PATRIMONIO
Lleida enciende su luz más solidaria para reivindicar la dignidad y los derechos de los migrantes
Diecisiete enclaves de Ponent y el Pirineo se suman a la cadena mediterránea. En su 10ª edición, la iniciativa contó con participantes de Marruecos y Palestina

Uno de los participantes enciende una bengala en el Castell del Rei. - JORDI ECHEVARRIA
Lleida encendió ayer su luz más solidaria en la décima edición de la iniciativa Encesa de torres, talaies i talaiots pels drets humans, una acción simbólica celebrada simultáneamente en distintos puntos del Mediterráneo para reivindicar la dignidad y los derechos de las personas migrantes y refugiadas. Lleida y la Franja activaron un total de 17 lugares, una cifra que representa casi la mitad del conjunto de puntos encendidos en esta edición.

◆ ◆ ◆

**Tarea asignada A**.
Según la noticia sobre la Encesa de torres, ¿cuántos lugares activaron en total Lleida y la Franja?
**Tarea asignada B**.
Por favor, prosigue la noticia sobre la Encesa de torres a partir de su última oración.

**Registros mostrados**.
◆ ◆ ◆

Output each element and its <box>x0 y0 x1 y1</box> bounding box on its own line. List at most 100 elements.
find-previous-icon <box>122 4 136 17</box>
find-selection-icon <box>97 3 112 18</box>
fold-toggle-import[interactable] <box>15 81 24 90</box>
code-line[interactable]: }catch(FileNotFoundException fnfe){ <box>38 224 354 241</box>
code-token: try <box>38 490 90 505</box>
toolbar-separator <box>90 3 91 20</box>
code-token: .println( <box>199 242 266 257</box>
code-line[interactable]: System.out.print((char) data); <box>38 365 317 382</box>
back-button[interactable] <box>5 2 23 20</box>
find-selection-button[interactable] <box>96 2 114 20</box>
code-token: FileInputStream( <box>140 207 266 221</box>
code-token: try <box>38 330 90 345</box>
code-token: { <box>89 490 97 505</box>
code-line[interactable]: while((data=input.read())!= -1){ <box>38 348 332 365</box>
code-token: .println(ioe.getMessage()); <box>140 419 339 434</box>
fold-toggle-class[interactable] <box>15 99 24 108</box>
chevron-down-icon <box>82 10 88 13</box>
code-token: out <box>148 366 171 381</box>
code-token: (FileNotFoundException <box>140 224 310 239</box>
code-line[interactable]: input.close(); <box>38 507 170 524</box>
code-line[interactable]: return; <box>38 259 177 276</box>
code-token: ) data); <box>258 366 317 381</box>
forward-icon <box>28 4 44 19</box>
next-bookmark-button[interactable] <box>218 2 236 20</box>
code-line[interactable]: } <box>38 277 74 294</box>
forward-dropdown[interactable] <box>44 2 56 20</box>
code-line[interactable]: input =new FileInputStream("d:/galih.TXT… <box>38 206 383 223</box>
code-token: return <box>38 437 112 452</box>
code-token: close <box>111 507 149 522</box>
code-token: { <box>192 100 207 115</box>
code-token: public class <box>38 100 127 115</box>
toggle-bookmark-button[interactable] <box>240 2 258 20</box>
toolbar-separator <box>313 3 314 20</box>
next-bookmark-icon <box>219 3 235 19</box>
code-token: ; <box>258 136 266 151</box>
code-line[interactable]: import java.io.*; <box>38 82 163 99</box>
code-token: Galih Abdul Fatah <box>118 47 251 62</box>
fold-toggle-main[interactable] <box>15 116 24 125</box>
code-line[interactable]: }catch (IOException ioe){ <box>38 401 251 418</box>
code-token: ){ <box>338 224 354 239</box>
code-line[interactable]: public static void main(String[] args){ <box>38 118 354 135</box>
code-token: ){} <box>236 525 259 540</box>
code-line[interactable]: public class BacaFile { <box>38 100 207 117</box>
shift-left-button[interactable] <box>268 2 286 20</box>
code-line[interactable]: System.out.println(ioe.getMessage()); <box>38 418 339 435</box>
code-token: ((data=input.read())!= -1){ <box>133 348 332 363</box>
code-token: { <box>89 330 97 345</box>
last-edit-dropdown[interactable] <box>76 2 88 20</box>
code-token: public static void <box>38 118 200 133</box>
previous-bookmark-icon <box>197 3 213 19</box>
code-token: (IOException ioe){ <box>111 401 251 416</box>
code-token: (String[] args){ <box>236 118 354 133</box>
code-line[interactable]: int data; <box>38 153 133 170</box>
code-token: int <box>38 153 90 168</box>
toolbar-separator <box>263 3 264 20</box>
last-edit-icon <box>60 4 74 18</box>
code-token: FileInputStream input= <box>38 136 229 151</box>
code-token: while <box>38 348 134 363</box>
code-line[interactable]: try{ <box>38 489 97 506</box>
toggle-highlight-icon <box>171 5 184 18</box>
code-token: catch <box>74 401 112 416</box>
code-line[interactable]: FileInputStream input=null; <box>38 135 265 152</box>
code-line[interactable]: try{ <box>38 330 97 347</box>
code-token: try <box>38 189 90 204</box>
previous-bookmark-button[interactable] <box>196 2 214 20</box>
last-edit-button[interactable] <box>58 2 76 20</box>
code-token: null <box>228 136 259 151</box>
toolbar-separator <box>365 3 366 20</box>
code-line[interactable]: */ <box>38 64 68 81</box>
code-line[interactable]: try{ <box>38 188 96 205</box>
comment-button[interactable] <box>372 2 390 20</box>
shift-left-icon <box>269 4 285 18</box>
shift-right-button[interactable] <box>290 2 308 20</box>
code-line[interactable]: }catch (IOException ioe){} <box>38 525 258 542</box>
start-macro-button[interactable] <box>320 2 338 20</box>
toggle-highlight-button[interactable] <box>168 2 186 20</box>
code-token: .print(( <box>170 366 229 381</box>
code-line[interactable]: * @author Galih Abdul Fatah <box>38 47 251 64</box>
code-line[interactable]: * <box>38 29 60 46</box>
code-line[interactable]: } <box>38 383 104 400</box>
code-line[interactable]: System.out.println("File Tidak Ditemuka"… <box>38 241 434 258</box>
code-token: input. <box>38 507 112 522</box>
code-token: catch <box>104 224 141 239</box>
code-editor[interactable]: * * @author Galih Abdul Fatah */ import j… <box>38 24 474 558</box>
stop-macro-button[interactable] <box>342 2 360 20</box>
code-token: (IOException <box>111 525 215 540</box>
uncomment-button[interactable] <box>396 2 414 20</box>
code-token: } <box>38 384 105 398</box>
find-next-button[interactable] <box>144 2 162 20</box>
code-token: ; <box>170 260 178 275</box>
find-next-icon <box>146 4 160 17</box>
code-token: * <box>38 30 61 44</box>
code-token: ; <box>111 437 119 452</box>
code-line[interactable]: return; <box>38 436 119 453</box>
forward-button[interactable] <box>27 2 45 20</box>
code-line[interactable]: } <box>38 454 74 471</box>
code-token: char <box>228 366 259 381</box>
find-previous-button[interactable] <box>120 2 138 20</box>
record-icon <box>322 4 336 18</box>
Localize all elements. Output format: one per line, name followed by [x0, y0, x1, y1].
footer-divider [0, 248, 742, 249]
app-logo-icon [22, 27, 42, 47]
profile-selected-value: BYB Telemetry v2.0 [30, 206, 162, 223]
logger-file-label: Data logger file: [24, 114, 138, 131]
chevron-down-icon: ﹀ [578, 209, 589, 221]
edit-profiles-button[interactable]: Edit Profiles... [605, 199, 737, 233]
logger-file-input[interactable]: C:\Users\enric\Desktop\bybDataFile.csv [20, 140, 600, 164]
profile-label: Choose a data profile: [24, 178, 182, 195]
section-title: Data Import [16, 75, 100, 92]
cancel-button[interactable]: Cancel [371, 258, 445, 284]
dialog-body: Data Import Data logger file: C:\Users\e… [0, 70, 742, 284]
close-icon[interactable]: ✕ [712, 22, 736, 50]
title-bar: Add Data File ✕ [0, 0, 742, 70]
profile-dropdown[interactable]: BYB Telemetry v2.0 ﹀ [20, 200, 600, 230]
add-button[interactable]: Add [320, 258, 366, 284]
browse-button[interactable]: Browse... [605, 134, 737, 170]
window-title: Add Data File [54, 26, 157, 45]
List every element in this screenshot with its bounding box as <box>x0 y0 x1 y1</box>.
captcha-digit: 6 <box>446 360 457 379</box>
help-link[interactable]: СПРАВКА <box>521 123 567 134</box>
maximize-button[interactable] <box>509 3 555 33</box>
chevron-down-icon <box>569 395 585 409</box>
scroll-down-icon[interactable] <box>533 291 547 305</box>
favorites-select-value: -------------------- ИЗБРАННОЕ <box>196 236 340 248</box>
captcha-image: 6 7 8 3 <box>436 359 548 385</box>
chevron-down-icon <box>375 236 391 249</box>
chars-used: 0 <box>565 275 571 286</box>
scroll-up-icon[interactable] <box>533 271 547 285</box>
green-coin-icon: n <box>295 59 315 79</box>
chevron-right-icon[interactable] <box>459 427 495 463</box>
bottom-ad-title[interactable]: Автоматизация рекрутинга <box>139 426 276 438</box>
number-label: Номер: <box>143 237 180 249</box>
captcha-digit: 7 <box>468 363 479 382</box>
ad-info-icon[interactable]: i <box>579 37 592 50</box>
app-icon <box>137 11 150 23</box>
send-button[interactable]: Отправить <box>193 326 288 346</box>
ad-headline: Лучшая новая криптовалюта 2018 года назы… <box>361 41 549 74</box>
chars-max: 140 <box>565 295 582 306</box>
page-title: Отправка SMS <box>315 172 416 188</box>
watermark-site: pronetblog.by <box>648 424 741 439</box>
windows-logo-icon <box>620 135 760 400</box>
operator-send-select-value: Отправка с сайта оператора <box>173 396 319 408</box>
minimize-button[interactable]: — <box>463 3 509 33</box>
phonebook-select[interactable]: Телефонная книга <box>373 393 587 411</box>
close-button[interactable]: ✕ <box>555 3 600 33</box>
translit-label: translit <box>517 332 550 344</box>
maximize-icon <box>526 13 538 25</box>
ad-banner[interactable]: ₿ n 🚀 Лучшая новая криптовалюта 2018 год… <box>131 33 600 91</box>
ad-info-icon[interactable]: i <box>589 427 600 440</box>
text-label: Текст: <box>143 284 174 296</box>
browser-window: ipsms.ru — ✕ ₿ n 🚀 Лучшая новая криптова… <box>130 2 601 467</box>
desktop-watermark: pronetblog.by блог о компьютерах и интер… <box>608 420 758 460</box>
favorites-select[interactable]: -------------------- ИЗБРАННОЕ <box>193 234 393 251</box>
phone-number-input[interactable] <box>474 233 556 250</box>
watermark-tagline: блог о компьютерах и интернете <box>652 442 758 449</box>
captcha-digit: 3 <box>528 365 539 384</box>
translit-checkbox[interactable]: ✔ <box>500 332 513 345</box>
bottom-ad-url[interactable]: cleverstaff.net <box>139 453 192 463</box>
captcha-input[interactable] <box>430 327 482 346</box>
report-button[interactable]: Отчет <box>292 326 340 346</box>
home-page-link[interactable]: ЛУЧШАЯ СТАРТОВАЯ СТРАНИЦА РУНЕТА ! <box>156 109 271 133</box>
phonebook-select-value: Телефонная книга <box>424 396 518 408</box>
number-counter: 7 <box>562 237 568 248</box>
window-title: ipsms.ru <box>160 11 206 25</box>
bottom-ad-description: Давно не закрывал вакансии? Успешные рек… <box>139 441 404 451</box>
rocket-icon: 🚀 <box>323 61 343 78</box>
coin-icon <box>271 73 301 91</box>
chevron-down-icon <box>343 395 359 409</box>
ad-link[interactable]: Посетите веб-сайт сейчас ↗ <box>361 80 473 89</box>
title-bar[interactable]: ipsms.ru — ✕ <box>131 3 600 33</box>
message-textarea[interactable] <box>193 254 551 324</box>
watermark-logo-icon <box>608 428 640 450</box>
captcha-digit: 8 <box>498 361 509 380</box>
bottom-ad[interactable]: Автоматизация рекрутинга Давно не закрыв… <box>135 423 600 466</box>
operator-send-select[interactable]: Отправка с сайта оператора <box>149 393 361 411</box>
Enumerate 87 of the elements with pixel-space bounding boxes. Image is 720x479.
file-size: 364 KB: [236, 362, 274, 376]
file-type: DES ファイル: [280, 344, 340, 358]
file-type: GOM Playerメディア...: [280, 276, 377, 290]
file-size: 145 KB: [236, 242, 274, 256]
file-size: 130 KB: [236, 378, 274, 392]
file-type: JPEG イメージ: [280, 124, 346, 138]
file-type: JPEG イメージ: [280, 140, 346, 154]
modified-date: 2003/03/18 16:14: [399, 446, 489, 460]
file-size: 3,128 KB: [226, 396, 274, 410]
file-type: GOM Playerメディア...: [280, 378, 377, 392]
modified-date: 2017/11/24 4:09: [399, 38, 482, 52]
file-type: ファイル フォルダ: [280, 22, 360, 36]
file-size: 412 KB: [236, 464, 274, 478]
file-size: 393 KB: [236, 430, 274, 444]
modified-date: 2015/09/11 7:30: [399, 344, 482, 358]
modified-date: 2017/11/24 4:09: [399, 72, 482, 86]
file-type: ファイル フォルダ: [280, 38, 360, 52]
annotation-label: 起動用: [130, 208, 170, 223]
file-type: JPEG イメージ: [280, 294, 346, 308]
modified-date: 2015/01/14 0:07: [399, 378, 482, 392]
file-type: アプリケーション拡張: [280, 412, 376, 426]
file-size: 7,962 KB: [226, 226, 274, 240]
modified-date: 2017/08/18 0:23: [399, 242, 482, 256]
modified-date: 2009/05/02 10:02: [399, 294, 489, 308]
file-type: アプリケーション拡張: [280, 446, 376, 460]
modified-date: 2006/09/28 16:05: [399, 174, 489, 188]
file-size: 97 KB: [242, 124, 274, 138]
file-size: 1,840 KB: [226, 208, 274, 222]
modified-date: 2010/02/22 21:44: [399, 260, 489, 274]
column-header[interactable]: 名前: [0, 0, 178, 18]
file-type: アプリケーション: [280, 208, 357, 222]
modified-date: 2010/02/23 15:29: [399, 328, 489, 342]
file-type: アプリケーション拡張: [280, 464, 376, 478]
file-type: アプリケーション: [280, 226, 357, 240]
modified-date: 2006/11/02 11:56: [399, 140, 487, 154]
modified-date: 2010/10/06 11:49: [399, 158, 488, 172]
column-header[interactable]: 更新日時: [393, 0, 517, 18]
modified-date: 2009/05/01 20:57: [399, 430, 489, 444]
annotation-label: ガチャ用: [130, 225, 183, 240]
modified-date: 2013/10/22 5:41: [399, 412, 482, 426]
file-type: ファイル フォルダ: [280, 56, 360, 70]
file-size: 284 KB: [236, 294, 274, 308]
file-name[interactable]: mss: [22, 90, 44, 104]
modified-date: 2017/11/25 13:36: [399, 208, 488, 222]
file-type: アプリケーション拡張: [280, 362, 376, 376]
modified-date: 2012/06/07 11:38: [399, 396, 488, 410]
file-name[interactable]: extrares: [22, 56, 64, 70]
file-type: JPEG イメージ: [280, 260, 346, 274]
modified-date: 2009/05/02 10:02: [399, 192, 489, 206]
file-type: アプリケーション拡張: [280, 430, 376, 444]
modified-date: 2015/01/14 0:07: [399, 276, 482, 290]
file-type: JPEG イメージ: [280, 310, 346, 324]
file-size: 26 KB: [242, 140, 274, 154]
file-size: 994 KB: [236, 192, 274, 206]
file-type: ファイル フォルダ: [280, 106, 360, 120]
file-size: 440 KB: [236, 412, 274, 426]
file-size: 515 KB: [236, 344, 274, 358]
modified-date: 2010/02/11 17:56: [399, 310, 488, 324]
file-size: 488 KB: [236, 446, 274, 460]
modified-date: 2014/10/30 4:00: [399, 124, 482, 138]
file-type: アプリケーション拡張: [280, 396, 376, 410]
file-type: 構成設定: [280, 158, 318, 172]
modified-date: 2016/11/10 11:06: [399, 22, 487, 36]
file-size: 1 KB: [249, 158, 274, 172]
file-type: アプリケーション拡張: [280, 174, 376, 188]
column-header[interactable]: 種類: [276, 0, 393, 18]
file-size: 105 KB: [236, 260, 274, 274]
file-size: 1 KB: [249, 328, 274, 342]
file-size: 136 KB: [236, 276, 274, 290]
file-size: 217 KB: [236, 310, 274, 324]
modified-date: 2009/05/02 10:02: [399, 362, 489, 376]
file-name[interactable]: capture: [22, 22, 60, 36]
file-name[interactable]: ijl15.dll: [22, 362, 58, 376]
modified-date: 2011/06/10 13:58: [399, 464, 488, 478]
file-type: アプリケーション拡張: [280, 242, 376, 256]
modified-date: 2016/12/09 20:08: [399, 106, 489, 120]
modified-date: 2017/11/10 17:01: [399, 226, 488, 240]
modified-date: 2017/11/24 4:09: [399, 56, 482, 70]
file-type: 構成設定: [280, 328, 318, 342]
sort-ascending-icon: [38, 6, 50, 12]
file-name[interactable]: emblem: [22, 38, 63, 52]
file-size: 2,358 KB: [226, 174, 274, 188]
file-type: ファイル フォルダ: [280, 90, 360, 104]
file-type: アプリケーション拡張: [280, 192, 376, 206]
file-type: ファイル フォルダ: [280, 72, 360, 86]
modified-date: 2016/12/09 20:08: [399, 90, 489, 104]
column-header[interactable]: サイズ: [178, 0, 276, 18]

◆ ◆ ◆

**Resultado del ejercicio A**.
Un total de 17 lugares.

**Resultado del ejercicio B**.
En la capital participaron la Seu Vella, el Castell de Gardeny y el Tossal de Moradilla, que concentraron los actos principales. A ellos se sumaron otros enclaves de la provincia como la Col·legiata de Sant Pere d’Àger, las torres de Fontepou y Masos de Millà, Torrebesses, la Creu del Calvari de La Granja d’Escarp y la Torre de l’Homenatge de Verdú, donde la organización corrió a cargo del colectivo Xercavins.
Como en el resto de puntos, por la mañana tuvo lugar la lectura del manifiesto y el canto de Viatge a Ítaca, de Lluís Llach. Por la tarde, se volvió a leer el manifiesto y se encendieron las bengalas de fuego. Desde el Pirineo participaron igualmente el Palau Abacial de El Pont de Suert, y los castillos de Areny de Noguera, Orrit y Montanyana. A esta red se añadieron los enclaves de la Franja, que también encendieron sus luces: los castillos de Viacamp, Lluçars y el de los Comtes de Ribagorça en Benabarre. Su participación reforzó el carácter transfronterizo y culturalmente compartido de la iniciativa.
Este año, la iniciativa tenía previsto contar con la participación de puntos de encendido en Catalunya, Baleares, València, Aragón, Murcia, Andalucía y Asturias, además de Marruecos y Palestina. Sin embargo, la organización tuvo que cancelar la actividad en Baleares y en las Terres de l’Ebre debido a las fuertes rachas de viento.